======== Task material ========

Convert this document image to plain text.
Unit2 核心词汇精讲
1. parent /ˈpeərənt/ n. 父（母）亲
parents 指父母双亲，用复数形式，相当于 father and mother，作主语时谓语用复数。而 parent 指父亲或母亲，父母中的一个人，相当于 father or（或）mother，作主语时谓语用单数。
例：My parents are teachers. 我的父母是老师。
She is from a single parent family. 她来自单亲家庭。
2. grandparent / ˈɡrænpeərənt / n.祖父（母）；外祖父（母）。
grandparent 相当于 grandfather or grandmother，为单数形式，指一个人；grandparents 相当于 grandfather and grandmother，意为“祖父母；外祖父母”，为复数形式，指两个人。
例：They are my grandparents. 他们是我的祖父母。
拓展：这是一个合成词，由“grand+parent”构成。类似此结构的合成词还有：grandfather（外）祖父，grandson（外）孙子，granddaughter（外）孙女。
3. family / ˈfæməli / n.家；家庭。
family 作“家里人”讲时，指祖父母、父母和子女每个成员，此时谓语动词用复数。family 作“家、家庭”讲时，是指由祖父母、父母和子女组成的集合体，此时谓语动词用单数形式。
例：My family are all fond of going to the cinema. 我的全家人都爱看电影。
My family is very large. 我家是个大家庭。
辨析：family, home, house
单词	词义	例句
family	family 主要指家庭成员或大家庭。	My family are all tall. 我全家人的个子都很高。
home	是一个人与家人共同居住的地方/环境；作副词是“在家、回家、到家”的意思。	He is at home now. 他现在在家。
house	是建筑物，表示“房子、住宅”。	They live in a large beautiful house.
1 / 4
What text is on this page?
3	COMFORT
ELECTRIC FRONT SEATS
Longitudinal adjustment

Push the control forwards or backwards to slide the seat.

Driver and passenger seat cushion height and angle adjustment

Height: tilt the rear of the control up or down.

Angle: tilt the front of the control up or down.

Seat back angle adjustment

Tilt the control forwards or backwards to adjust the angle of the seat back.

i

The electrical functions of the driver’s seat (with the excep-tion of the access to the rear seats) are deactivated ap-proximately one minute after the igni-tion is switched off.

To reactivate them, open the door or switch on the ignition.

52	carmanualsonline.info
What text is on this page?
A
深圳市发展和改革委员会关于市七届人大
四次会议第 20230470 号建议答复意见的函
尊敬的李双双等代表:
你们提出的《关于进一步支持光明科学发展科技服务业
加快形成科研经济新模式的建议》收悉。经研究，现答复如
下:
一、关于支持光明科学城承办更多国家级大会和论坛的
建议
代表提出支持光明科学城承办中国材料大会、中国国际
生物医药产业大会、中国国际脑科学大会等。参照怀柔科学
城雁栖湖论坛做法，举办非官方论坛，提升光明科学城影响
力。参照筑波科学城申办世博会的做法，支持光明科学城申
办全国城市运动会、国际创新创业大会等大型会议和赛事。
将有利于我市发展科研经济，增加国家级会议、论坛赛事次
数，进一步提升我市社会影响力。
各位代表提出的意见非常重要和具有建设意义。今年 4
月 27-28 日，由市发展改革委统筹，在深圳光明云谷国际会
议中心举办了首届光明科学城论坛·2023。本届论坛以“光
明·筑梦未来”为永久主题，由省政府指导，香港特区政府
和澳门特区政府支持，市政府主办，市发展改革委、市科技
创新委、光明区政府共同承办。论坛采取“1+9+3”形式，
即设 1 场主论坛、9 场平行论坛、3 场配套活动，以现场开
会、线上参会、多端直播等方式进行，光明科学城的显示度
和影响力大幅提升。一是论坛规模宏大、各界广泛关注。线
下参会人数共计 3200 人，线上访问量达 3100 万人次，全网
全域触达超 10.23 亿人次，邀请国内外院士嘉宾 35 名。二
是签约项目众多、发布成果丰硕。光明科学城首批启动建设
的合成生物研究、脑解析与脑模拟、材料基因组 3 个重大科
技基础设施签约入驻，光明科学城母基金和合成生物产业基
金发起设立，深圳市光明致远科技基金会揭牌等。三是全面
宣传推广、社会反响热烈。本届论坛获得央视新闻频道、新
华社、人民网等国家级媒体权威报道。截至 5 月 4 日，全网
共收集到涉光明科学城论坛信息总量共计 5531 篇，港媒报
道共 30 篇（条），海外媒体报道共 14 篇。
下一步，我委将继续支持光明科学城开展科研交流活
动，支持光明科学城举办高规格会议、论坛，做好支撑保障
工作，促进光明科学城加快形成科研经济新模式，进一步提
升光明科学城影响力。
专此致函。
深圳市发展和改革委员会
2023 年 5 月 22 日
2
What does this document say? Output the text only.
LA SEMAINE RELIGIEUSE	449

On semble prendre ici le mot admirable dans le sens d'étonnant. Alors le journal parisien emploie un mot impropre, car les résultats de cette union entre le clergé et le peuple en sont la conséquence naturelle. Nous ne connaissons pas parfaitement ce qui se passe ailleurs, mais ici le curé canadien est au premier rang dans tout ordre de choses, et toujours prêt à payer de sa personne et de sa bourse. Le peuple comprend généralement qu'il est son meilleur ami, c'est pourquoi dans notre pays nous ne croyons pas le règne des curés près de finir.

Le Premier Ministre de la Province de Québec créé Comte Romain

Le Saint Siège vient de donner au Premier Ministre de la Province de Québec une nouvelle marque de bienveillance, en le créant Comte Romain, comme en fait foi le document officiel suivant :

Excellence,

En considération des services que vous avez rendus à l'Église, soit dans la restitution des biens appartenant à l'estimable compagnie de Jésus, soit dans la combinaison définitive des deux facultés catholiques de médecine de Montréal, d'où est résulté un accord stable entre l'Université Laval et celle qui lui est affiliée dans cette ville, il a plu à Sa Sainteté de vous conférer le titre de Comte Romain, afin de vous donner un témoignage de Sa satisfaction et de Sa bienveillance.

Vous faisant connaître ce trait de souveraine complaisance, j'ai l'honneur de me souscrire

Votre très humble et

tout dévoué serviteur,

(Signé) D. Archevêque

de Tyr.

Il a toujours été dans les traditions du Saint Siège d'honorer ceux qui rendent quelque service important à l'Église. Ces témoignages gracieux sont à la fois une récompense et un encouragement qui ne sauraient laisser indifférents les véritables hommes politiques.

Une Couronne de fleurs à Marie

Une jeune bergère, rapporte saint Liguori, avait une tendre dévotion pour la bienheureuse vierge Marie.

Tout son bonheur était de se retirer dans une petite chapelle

========

◆ **Goal**
Find the lines above that include the string "backwards" and copy them.

◆ **Expected output**
Push the control forwards or backwards to slide the seat.
Tilt the control forwards or backwards to adjust the angle of the seat back.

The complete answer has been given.